» DATA PROVIDED
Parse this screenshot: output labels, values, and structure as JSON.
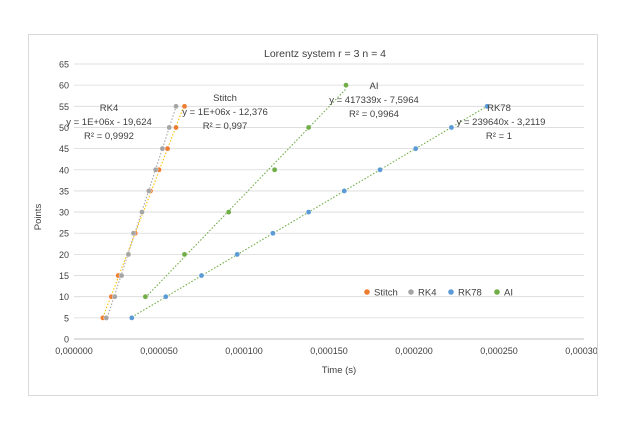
{
  "chart_data": {
    "type": "scatter",
    "title": "Lorentz system r = 3 n = 4",
    "xlabel": "Time (s)",
    "ylabel": "Points",
    "xlim": [
      0,
      0.0003
    ],
    "ylim": [
      0,
      65
    ],
    "x_ticks": [
      "0,000000",
      "0,000050",
      "0,000100",
      "0,000150",
      "0,000200",
      "0,000250",
      "0,000300"
    ],
    "y_ticks": [
      "0",
      "5",
      "10",
      "15",
      "20",
      "25",
      "30",
      "35",
      "40",
      "45",
      "50",
      "55",
      "60",
      "65"
    ],
    "grid": "horizontal",
    "legend_position": "right-inside",
    "series": [
      {
        "name": "Stitch",
        "color": "#ED7D31",
        "trend_color": "#FFC000",
        "x": [
          1.7e-05,
          2.2e-05,
          2.6e-05,
          3.2e-05,
          3.6e-05,
          4e-05,
          4.5e-05,
          5e-05,
          5.5e-05,
          6e-05,
          6.5e-05
        ],
        "y": [
          5,
          10,
          15,
          20,
          25,
          30,
          35,
          40,
          45,
          50,
          55
        ],
        "trendline": {
          "equation": "y = 1E+06x - 12,376",
          "r2": "R² = 0,997"
        }
      },
      {
        "name": "RK4",
        "color": "#A5A5A5",
        "trend_color": "#A5A5A5",
        "x": [
          1.9e-05,
          2.4e-05,
          2.8e-05,
          3.2e-05,
          3.5e-05,
          4e-05,
          4.4e-05,
          4.8e-05,
          5.2e-05,
          5.6e-05,
          6e-05
        ],
        "y": [
          5,
          10,
          15,
          20,
          25,
          30,
          35,
          40,
          45,
          50,
          55
        ],
        "trendline": {
          "equation": "y = 1E+06x - 19,624",
          "r2": "R² = 0,9992"
        }
      },
      {
        "name": "RK78",
        "color": "#5B9BD5",
        "trend_color": "#70AD47",
        "x": [
          3.4e-05,
          5.4e-05,
          7.5e-05,
          9.6e-05,
          0.000117,
          0.000138,
          0.000159,
          0.00018,
          0.000201,
          0.000222,
          0.000243
        ],
        "y": [
          5,
          10,
          15,
          20,
          25,
          30,
          35,
          40,
          45,
          50,
          55
        ],
        "trendline": {
          "equation": "y = 239640x - 3,2119",
          "r2": "R² = 1"
        }
      },
      {
        "name": "AI",
        "color": "#70AD47",
        "trend_color": "#70AD47",
        "x": [
          4.2e-05,
          6.5e-05,
          9.1e-05,
          0.000118,
          0.000138,
          0.00016
        ],
        "y": [
          10,
          20,
          30,
          40,
          50,
          60
        ],
        "trendline": {
          "equation": "y = 417339x - 7,5964",
          "r2": "R² = 0,9964"
        }
      }
    ],
    "annotations": [
      {
        "label": "RK4",
        "series": "RK4"
      },
      {
        "label": "Stitch",
        "series": "Stitch"
      },
      {
        "label": "AI",
        "series": "AI"
      },
      {
        "label": "RK78",
        "series": "RK78"
      }
    ]
  }
}
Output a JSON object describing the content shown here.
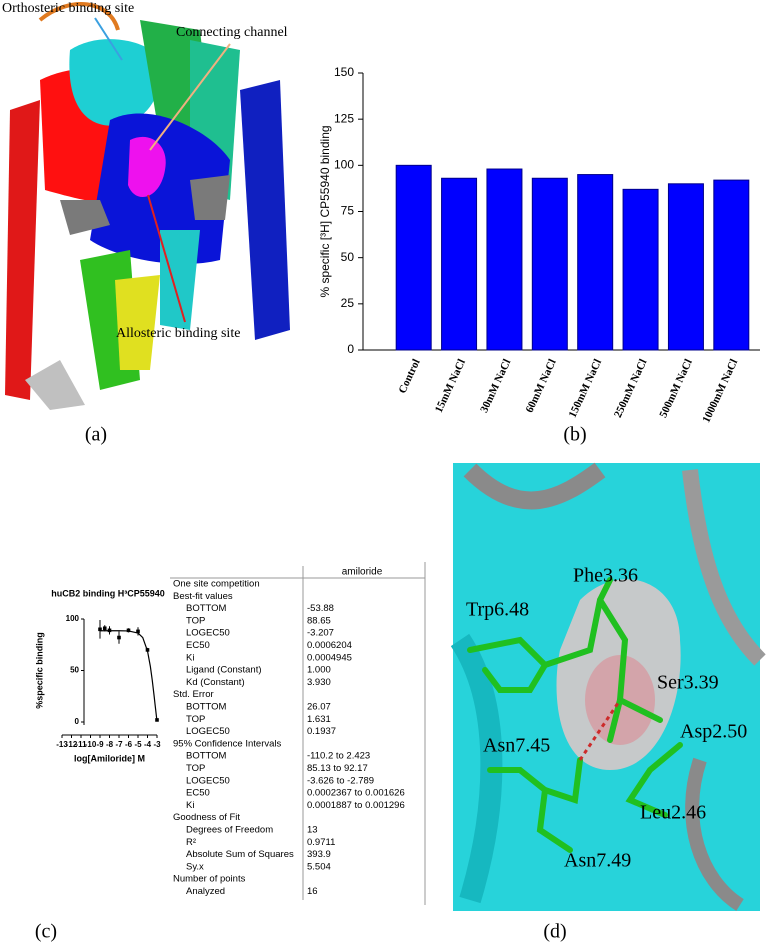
{
  "chart_data": [
    {
      "type": "bar",
      "ylabel": "% specific [³H] CP55940 binding",
      "categories": [
        "Control",
        "15mM NaCl",
        "30mM NaCl",
        "60mM NaCl",
        "150mM NaCl",
        "250mM NaCl",
        "500mM NaCl",
        "1000mM NaCl"
      ],
      "values": [
        100,
        93,
        98,
        93,
        95,
        87,
        90,
        92
      ],
      "color": "#0000ff",
      "ylim": [
        0,
        150
      ],
      "yticks": [
        0,
        25,
        50,
        75,
        100,
        125,
        150
      ]
    },
    {
      "type": "line",
      "title": "huCB2 binding H³CP55940",
      "xlabel": "log[Amiloride] M",
      "ylabel": "%specific binding",
      "xlim": [
        -13,
        -3
      ],
      "xticks": [
        -13,
        -12,
        -11,
        -10,
        -9,
        -8,
        -7,
        -6,
        -5,
        -4,
        -3
      ],
      "ylim": [
        0,
        100
      ],
      "yticks": [
        0,
        50,
        100
      ],
      "color": "#000000",
      "series": [
        {
          "style": "points",
          "x": [
            -9,
            -8.5,
            -8,
            -7,
            -6,
            -5,
            -4,
            -3
          ],
          "values": [
            90,
            91,
            89,
            82,
            89,
            88,
            70,
            2
          ],
          "errors": [
            9,
            3,
            4,
            6,
            2,
            4,
            2,
            1
          ]
        },
        {
          "style": "line",
          "x": [
            -9,
            -8,
            -7,
            -6,
            -5,
            -4.5,
            -4,
            -3.7,
            -3.5,
            -3.3,
            -3.2,
            -3
          ],
          "values": [
            88.6,
            88.6,
            88.6,
            88.4,
            86.4,
            82,
            68.9,
            54,
            40.6,
            25,
            16.7,
            0.7
          ]
        }
      ]
    }
  ],
  "panel_a": {
    "labels": [
      "Orthosteric binding site",
      "Connecting channel",
      "Allosteric binding site"
    ],
    "caption": "(a)"
  },
  "panel_b": {
    "caption": "(b)"
  },
  "panel_c": {
    "caption": "(c)",
    "table": {
      "header": "amiloride",
      "sections": [
        {
          "title": "One site competition",
          "rows": []
        },
        {
          "title": "Best-fit values",
          "rows": [
            [
              "BOTTOM",
              "-53.88"
            ],
            [
              "TOP",
              "88.65"
            ],
            [
              "LOGEC50",
              "-3.207"
            ],
            [
              "EC50",
              "0.0006204"
            ],
            [
              "Ki",
              "0.0004945"
            ],
            [
              "Ligand (Constant)",
              "1.000"
            ],
            [
              "Kd (Constant)",
              "3.930"
            ]
          ]
        },
        {
          "title": "Std. Error",
          "rows": [
            [
              "BOTTOM",
              "26.07"
            ],
            [
              "TOP",
              "1.631"
            ],
            [
              "LOGEC50",
              "0.1937"
            ]
          ]
        },
        {
          "title": "95% Confidence Intervals",
          "rows": [
            [
              "BOTTOM",
              "-110.2 to 2.423"
            ],
            [
              "TOP",
              "85.13 to 92.17"
            ],
            [
              "LOGEC50",
              "-3.626 to -2.789"
            ],
            [
              "EC50",
              "0.0002367 to 0.001626"
            ],
            [
              "Ki",
              "0.0001887 to 0.001296"
            ]
          ]
        },
        {
          "title": "Goodness of Fit",
          "rows": [
            [
              "Degrees of Freedom",
              "13"
            ],
            [
              "R²",
              "0.9711"
            ],
            [
              "Absolute Sum of Squares",
              "393.9"
            ],
            [
              "Sy.x",
              "5.504"
            ]
          ]
        },
        {
          "title": "Number of points",
          "rows": [
            [
              "Analyzed",
              "16"
            ]
          ]
        }
      ]
    }
  },
  "panel_d": {
    "labels": [
      "Phe3.36",
      "Trp6.48",
      "Ser3.39",
      "Asp2.50",
      "Asn7.45",
      "Leu2.46",
      "Asn7.49"
    ],
    "caption": "(d)"
  }
}
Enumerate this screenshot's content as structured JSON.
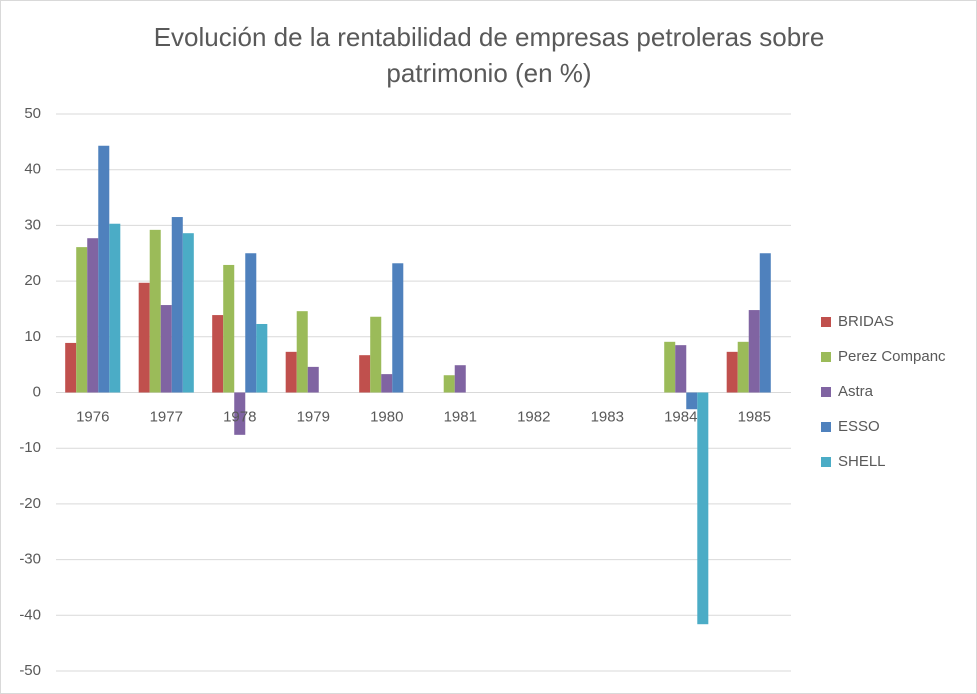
{
  "chart_data": {
    "type": "bar",
    "title": "Evolución de la rentabilidad de empresas petroleras sobre patrimonio (en %)",
    "categories": [
      "1976",
      "1977",
      "1978",
      "1979",
      "1980",
      "1981",
      "1982",
      "1983",
      "1984",
      "1985"
    ],
    "series": [
      {
        "name": "BRIDAS",
        "color": "#c0504d",
        "values": [
          8.9,
          19.7,
          13.9,
          7.3,
          6.7,
          null,
          null,
          null,
          null,
          7.3
        ]
      },
      {
        "name": "Perez Companc",
        "color": "#9bbb59",
        "values": [
          26.1,
          29.2,
          22.9,
          14.6,
          13.6,
          3.1,
          null,
          null,
          9.1,
          9.1
        ]
      },
      {
        "name": "Astra",
        "color": "#8064a2",
        "values": [
          27.7,
          15.7,
          -7.6,
          4.6,
          3.3,
          4.9,
          null,
          null,
          8.5,
          14.8
        ]
      },
      {
        "name": "ESSO",
        "color": "#4f81bd",
        "values": [
          44.3,
          31.5,
          25.0,
          null,
          23.2,
          null,
          null,
          null,
          -3.0,
          25.0
        ]
      },
      {
        "name": "SHELL",
        "color": "#4bacc6",
        "values": [
          30.3,
          28.6,
          12.3,
          null,
          null,
          null,
          null,
          null,
          -41.6,
          null
        ]
      }
    ],
    "ylim": [
      -50,
      50
    ],
    "yticks": [
      -50,
      -40,
      -30,
      -20,
      -10,
      0,
      10,
      20,
      30,
      40,
      50
    ],
    "grid": true,
    "legend": "right"
  }
}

» REQUIRED WORK
Extract each line holding the string "name".

» FULL SOLUTION
        "name": "Stitch",
        "name": "RK4",
        "name": "RK78",
        "name": "AI",
        "name": "BRIDAS",
        "name": "Perez Companc",
        "name": "Astra",
        "name": "ESSO",
        "name": "SHELL",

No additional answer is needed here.